Saved data entries
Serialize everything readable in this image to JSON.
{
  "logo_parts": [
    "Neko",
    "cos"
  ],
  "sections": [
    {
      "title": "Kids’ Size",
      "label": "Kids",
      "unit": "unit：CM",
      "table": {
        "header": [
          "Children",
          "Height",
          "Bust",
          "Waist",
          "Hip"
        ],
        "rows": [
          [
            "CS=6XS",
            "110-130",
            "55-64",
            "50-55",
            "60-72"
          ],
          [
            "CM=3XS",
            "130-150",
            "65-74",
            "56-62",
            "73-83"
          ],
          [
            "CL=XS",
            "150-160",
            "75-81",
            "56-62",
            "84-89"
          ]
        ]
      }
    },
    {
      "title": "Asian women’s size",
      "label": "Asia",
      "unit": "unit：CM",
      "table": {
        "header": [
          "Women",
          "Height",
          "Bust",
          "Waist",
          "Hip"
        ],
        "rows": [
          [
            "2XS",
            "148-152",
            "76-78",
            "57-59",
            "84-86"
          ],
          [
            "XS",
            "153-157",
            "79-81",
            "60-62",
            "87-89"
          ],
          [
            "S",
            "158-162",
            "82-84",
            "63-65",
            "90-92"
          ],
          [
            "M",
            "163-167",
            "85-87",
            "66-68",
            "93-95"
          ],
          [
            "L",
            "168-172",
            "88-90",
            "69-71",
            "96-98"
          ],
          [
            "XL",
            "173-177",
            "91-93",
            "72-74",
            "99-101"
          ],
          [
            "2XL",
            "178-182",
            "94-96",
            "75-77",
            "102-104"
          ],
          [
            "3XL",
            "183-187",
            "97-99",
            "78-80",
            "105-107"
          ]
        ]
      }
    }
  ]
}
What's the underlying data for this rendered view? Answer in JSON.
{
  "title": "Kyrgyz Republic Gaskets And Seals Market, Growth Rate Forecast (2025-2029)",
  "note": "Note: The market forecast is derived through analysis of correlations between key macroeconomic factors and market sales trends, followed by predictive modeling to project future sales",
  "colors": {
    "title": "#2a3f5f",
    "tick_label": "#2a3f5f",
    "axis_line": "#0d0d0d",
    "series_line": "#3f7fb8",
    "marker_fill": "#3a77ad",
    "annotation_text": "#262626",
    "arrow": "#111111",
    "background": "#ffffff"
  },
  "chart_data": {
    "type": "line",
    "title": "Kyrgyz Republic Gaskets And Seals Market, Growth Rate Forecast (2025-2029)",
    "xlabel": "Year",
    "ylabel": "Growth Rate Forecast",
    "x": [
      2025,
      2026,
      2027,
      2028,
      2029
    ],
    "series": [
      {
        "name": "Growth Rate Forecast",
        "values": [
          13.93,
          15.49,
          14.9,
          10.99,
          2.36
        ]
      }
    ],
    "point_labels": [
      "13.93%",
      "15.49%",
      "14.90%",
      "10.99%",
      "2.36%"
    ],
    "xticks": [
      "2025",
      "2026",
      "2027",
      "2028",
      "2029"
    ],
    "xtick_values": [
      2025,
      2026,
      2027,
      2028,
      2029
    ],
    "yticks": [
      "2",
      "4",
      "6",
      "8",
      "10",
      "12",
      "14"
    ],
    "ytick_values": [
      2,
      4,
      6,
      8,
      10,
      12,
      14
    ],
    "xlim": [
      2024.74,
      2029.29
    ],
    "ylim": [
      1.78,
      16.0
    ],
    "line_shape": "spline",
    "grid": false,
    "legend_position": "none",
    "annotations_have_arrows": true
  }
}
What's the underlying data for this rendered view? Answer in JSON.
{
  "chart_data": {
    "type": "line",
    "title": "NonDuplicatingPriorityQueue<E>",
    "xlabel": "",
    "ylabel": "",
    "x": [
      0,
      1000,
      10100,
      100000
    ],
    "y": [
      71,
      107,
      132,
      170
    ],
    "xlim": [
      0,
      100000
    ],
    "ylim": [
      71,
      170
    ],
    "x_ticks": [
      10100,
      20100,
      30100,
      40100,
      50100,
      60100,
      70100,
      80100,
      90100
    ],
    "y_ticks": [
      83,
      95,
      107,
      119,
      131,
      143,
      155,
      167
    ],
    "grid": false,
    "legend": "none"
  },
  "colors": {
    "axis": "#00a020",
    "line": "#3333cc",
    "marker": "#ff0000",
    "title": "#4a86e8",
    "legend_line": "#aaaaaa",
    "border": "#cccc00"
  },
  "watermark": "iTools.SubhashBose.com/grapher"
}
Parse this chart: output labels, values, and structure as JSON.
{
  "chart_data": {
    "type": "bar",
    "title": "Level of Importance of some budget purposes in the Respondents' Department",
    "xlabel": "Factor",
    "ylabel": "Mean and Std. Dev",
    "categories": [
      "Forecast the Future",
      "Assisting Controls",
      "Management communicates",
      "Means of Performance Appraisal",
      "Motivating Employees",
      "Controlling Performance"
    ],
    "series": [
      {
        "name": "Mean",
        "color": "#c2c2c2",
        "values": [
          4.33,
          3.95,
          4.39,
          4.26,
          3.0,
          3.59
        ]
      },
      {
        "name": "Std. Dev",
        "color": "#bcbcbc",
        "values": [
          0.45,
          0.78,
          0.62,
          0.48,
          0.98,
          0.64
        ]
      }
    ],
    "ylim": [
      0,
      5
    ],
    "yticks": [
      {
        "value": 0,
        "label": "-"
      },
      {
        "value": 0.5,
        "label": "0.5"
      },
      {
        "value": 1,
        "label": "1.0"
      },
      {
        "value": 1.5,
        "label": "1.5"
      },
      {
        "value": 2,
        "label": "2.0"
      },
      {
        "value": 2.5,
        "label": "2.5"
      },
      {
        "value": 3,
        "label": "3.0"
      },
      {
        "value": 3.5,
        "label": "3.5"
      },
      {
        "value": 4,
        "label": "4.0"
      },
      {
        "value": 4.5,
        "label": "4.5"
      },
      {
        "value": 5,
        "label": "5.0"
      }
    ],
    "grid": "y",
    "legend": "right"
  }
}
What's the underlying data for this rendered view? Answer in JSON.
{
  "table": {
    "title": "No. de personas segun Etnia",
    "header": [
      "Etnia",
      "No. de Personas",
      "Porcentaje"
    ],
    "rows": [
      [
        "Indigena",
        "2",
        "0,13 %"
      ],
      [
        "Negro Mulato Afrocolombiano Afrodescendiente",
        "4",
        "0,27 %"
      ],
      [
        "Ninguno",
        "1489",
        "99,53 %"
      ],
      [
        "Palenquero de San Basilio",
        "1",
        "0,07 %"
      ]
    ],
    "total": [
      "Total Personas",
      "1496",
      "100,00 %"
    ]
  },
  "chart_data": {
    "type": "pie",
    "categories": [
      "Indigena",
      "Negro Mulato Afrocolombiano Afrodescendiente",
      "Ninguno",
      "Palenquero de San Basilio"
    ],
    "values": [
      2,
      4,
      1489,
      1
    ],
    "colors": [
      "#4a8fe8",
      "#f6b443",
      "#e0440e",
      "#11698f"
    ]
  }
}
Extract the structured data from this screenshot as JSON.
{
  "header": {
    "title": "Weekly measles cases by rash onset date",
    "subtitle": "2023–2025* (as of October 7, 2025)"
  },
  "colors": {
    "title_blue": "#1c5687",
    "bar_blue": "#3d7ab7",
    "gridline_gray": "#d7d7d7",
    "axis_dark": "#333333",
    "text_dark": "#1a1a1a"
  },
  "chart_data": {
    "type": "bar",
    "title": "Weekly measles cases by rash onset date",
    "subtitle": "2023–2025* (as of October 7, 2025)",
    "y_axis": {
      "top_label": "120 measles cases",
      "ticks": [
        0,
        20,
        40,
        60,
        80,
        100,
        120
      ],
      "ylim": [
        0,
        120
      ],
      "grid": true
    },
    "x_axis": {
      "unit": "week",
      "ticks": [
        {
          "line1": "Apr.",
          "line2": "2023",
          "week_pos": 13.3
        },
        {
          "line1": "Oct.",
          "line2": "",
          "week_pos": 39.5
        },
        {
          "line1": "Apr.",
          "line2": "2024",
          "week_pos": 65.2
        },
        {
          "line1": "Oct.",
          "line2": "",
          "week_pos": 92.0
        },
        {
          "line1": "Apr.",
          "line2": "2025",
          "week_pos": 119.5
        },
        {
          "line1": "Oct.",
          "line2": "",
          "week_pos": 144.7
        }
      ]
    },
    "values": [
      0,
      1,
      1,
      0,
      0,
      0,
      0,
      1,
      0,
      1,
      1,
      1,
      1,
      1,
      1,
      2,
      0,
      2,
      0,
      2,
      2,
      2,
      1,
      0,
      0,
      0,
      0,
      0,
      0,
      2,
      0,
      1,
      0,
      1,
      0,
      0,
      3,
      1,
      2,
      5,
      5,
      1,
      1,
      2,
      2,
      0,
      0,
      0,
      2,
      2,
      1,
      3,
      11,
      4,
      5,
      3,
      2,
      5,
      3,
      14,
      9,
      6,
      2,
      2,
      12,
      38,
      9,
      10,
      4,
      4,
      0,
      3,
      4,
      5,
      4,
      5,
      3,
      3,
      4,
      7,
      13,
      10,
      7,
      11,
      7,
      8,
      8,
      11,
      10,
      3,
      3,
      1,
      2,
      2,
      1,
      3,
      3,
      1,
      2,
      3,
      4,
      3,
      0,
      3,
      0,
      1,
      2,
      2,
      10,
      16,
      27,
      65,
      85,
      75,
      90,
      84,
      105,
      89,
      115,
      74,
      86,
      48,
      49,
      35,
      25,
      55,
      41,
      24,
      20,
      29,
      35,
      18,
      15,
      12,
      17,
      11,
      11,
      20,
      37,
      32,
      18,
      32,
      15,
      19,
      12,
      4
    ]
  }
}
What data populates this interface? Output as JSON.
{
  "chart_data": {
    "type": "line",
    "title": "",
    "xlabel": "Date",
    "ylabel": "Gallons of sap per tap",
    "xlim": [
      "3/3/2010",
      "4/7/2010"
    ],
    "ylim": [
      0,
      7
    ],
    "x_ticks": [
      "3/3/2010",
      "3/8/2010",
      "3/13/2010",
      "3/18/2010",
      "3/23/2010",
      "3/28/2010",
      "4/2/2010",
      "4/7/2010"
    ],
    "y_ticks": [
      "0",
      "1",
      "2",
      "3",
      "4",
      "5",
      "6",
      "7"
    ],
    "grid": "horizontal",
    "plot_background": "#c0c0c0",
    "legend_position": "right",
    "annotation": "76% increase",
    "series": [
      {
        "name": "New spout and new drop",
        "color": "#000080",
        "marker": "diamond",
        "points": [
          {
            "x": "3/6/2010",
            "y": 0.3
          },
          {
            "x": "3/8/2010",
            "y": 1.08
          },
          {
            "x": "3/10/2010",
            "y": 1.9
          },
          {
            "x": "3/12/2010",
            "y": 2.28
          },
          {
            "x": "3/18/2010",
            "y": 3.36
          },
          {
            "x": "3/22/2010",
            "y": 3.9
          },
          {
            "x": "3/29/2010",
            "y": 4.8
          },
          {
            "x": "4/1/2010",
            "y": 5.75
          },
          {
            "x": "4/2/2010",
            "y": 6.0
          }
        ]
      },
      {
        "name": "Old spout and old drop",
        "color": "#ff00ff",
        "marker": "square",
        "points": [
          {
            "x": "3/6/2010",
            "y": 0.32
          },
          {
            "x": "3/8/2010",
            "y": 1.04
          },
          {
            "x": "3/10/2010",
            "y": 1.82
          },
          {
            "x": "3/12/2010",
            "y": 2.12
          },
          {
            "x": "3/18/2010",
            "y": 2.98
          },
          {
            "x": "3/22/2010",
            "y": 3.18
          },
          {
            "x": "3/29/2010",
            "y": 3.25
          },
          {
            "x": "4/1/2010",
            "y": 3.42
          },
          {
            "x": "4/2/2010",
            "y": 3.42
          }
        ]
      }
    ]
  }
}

• Objective
Every line of the records that includes the word "this" should be gathered.

• Task response
Serialize everything readable in this image to JSON.
What's the underlying data for this rendered view? Answer in JSON.
What's the underlying data for this rendered view? Answer in JSON.
Parse this chart: output labels, values, and structure as JSON.
What's the underlying data for this rendered view? Answer in JSON.
Extract the structured data from this screenshot as JSON.
What data populates this interface? Output as JSON.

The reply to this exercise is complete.